Short problem
Write only the number of lines holding the string "cart".

+ + + + + + +

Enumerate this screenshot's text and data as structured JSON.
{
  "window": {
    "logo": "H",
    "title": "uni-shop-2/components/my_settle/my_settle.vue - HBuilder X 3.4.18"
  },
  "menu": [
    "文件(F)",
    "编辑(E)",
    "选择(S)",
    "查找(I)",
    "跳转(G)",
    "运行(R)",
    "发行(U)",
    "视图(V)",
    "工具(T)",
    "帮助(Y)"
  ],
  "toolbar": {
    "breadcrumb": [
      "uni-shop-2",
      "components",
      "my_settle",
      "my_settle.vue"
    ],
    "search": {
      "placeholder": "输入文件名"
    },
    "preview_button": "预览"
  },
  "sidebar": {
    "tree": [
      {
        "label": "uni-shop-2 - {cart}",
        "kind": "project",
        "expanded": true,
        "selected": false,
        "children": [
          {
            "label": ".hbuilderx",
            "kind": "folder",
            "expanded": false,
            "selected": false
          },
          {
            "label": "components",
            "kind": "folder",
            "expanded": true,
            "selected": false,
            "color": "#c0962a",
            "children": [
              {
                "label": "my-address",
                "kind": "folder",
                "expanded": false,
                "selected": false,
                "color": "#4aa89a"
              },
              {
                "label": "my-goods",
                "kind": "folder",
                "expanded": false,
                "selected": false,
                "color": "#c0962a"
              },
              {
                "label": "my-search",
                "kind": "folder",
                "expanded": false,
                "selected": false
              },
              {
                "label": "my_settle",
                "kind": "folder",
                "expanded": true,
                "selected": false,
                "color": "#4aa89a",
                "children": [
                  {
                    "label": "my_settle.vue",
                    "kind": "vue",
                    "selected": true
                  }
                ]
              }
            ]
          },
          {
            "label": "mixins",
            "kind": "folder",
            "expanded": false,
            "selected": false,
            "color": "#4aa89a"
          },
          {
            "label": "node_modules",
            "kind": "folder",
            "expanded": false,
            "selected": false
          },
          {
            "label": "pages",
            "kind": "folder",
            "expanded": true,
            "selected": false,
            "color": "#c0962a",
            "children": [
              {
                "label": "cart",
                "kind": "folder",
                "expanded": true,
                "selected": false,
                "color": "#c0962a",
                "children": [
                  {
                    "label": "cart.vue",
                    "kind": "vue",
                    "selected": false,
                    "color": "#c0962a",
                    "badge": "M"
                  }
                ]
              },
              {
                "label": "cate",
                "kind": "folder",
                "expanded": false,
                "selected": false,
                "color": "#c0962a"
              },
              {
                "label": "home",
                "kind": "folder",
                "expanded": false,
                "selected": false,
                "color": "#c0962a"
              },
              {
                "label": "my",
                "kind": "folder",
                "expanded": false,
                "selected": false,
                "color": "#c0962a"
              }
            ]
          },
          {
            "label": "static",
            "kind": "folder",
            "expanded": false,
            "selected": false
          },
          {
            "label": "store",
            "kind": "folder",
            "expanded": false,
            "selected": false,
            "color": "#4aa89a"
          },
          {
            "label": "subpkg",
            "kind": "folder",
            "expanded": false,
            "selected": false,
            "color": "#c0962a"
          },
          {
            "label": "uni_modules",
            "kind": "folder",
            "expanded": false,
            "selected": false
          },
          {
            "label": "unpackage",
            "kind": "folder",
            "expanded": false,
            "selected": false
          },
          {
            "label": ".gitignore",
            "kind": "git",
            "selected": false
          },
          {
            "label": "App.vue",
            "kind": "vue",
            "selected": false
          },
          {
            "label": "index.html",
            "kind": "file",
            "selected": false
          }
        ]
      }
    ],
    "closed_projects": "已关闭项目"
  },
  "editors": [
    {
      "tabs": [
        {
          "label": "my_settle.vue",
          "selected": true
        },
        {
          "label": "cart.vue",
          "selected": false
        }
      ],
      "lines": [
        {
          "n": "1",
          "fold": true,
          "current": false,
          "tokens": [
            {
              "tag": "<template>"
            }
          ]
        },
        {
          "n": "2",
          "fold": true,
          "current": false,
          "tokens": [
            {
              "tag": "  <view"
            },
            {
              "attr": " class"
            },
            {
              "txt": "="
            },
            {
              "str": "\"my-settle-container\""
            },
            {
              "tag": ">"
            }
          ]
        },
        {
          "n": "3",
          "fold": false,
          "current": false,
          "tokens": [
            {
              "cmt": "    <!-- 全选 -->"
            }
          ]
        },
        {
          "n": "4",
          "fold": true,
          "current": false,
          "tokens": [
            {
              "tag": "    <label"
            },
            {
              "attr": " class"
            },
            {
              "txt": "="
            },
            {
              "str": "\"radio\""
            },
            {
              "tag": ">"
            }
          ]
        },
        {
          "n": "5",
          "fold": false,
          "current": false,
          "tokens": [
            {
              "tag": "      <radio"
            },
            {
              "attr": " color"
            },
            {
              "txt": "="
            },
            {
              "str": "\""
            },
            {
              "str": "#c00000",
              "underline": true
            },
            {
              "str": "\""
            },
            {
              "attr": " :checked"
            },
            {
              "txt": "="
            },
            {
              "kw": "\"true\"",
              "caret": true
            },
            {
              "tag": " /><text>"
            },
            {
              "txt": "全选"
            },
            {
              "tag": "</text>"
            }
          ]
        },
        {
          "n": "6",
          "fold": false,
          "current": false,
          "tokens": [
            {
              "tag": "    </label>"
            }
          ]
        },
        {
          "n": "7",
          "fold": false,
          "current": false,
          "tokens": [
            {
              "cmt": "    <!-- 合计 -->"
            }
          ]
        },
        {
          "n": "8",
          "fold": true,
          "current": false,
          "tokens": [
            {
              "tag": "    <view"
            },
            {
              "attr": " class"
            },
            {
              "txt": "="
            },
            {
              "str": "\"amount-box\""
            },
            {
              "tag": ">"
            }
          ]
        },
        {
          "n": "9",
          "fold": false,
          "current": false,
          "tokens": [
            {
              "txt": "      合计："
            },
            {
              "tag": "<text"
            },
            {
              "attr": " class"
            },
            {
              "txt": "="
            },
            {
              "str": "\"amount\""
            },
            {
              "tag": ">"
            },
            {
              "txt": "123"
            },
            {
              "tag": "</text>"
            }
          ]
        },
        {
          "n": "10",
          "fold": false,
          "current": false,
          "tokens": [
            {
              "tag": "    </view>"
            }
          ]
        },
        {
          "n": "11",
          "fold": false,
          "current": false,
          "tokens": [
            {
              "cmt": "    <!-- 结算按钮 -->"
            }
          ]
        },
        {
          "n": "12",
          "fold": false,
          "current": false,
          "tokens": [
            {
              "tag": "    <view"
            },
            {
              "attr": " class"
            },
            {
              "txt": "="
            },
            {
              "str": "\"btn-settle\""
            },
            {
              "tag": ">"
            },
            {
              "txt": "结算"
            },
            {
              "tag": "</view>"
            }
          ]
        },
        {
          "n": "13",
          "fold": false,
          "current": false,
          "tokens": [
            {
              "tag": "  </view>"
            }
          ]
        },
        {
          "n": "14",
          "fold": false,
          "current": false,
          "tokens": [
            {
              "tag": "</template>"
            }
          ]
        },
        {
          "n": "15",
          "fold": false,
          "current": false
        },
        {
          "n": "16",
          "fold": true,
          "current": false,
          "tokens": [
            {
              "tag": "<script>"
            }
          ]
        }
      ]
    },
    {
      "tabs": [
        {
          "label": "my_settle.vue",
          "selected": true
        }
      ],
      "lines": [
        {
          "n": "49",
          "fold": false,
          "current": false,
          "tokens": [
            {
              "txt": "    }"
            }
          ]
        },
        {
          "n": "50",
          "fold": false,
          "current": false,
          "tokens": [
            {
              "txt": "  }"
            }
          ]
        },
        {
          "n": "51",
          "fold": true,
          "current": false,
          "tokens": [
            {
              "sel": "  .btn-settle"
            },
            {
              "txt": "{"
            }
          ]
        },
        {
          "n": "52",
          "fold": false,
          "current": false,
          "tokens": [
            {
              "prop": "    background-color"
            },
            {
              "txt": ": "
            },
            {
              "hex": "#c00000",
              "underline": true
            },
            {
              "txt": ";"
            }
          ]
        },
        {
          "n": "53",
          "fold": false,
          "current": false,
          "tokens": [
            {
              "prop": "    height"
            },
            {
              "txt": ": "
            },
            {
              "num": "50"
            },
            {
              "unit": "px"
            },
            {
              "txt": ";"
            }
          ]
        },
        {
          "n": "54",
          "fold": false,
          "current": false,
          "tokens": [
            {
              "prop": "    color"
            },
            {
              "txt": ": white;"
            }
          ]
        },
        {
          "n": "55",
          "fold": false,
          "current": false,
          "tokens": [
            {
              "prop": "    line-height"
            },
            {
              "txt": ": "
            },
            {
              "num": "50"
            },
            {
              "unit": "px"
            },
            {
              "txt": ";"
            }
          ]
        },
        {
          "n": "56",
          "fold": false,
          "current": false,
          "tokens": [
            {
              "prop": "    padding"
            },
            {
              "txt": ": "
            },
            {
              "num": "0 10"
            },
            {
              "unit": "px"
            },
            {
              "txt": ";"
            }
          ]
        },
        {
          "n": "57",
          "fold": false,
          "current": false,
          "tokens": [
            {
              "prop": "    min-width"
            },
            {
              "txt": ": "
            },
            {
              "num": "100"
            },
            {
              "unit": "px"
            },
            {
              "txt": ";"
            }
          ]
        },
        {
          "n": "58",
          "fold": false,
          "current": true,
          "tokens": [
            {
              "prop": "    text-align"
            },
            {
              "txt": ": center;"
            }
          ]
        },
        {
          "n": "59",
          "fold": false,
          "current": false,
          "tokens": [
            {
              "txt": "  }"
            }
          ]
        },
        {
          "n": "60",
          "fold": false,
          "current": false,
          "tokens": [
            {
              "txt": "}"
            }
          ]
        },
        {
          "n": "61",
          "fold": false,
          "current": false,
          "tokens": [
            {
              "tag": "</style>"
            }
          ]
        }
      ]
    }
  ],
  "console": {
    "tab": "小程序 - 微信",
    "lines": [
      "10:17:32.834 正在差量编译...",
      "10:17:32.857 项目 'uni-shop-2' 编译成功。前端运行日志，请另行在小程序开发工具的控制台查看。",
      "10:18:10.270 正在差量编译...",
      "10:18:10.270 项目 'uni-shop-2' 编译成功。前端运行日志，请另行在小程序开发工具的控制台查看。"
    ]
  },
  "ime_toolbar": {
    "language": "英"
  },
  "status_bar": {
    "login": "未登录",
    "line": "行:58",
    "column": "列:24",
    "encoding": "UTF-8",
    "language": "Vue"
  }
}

+ + + + + + +

Full output
4